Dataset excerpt
[start]
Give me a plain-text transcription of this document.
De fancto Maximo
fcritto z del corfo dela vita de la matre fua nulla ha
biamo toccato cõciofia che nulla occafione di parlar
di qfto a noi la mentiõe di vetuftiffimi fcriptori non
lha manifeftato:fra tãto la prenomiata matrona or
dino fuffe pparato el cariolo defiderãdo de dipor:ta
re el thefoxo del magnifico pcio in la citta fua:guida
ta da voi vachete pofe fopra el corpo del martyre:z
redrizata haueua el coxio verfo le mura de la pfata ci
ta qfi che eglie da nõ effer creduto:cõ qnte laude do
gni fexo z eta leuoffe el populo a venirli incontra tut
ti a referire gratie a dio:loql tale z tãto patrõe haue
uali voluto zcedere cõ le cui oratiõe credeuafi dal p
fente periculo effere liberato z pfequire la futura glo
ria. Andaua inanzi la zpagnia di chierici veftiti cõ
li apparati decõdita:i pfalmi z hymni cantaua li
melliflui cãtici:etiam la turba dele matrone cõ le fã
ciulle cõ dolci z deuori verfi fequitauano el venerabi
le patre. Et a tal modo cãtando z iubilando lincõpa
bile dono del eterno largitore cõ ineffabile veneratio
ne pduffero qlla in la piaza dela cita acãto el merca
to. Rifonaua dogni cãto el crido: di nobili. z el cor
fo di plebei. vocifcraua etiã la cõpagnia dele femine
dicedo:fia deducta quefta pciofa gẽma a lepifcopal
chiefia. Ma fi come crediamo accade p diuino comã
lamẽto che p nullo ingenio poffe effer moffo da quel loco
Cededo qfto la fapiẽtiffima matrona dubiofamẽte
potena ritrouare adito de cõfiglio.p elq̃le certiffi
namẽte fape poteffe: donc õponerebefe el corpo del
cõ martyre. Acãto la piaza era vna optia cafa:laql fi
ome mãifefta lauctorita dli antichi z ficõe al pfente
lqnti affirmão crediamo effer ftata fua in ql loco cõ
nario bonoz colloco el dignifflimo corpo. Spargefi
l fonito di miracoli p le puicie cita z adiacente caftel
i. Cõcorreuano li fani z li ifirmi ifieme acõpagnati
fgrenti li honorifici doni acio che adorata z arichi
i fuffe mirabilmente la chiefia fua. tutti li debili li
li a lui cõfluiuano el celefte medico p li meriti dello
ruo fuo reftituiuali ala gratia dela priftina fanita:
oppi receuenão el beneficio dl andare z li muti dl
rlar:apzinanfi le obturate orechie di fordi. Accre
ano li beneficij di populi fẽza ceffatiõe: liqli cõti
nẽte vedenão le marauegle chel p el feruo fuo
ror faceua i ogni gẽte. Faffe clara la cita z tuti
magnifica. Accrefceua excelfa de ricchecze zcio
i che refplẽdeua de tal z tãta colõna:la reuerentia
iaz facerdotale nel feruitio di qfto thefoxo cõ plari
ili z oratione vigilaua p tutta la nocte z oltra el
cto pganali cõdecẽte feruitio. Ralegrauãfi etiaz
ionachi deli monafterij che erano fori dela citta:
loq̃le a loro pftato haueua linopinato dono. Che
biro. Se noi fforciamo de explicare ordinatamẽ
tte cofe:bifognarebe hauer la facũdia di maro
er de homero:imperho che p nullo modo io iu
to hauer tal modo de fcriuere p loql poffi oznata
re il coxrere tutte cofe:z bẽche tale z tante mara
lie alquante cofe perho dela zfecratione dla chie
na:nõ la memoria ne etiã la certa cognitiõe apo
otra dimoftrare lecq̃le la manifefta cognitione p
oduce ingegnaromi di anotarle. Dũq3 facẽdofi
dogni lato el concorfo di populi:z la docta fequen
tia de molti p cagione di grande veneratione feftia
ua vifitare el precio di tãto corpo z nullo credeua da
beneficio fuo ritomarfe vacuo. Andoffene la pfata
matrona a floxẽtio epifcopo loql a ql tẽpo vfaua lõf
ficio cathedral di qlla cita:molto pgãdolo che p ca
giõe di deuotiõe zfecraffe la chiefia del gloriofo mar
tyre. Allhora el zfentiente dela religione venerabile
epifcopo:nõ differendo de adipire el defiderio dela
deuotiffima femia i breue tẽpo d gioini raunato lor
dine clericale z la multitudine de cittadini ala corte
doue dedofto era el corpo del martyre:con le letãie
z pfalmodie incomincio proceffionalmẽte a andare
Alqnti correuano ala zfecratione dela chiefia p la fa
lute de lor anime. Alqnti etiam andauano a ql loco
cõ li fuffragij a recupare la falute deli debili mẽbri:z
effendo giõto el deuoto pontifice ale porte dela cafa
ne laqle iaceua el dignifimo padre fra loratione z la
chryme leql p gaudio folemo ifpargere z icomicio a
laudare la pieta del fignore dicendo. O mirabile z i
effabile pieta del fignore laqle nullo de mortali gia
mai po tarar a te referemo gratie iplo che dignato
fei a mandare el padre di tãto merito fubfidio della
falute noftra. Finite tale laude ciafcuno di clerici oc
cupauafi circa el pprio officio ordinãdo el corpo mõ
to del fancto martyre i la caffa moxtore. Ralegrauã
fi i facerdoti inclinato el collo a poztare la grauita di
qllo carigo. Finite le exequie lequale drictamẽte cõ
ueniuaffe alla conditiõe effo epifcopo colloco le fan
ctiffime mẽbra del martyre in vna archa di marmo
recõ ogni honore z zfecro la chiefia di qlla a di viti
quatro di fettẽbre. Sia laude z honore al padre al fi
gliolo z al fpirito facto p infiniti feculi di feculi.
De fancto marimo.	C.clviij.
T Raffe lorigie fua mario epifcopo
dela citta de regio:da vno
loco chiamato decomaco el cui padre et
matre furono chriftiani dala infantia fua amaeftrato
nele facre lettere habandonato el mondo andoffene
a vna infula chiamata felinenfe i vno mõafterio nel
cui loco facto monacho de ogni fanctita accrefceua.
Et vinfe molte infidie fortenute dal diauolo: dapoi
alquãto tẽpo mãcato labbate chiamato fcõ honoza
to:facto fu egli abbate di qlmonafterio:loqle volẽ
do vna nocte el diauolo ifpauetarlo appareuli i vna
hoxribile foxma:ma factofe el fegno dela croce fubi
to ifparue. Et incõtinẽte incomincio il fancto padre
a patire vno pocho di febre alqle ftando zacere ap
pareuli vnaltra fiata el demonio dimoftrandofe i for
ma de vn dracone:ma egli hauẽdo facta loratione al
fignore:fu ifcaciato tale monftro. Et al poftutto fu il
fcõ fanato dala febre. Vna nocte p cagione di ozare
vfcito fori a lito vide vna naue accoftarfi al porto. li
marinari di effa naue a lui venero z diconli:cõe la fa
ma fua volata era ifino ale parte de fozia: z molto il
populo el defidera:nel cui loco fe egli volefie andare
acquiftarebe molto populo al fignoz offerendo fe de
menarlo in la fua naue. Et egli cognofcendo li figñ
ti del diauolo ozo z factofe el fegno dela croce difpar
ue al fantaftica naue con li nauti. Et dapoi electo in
[end]
▶ What the task asks: Copy out each line of the records that holds the string "tẽpo".

▶ Problem solution:
matrona a floxẽtio epifcopo loql a ql tẽpo vfaua lõf
deuotiffima femia i breue tẽpo d gioini raunato lor
alquãto tẽpo mãcato labbate chiamato fcõ honoza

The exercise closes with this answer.